Task -> Take every line that has the string "each" and copy it out.

Material shown ->
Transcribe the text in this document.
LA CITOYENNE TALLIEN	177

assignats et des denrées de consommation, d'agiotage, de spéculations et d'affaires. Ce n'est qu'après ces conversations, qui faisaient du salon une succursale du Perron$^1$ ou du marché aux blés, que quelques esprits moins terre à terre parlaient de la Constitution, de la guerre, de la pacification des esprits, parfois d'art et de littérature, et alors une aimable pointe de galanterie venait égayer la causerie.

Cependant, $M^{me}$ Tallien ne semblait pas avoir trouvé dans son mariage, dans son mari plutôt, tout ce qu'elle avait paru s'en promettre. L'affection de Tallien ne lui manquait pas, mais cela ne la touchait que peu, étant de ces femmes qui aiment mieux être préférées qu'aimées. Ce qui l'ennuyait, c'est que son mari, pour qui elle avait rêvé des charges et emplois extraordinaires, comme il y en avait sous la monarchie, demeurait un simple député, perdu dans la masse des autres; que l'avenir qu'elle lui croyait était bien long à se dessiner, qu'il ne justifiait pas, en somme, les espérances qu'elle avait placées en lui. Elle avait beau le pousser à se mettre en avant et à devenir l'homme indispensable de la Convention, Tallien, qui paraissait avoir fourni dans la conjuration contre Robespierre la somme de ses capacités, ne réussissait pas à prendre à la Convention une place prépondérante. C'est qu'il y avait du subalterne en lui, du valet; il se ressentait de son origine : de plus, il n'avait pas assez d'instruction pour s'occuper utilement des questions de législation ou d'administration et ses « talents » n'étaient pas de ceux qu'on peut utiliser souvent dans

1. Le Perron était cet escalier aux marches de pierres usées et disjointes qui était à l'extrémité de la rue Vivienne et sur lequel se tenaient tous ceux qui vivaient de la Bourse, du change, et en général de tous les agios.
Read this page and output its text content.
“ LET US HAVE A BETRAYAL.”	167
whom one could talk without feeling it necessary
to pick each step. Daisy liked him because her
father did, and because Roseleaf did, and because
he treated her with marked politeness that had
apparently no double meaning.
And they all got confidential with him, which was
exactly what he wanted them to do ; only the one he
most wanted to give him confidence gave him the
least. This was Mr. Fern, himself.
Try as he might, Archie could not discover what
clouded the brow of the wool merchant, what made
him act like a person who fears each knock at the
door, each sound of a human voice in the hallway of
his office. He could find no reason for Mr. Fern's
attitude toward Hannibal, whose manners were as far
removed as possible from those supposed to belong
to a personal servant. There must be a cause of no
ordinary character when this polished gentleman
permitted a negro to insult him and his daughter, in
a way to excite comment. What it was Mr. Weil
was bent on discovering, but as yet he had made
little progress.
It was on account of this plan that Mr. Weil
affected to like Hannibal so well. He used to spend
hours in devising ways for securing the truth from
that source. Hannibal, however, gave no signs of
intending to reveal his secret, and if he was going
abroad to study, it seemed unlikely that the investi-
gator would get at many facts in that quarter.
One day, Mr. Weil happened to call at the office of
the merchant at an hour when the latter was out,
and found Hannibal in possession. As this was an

Full solution ->
to pick each step. Daisy liked him because her
him act like a person who fears each knock at the
door, each sound of a human voice in the hallway of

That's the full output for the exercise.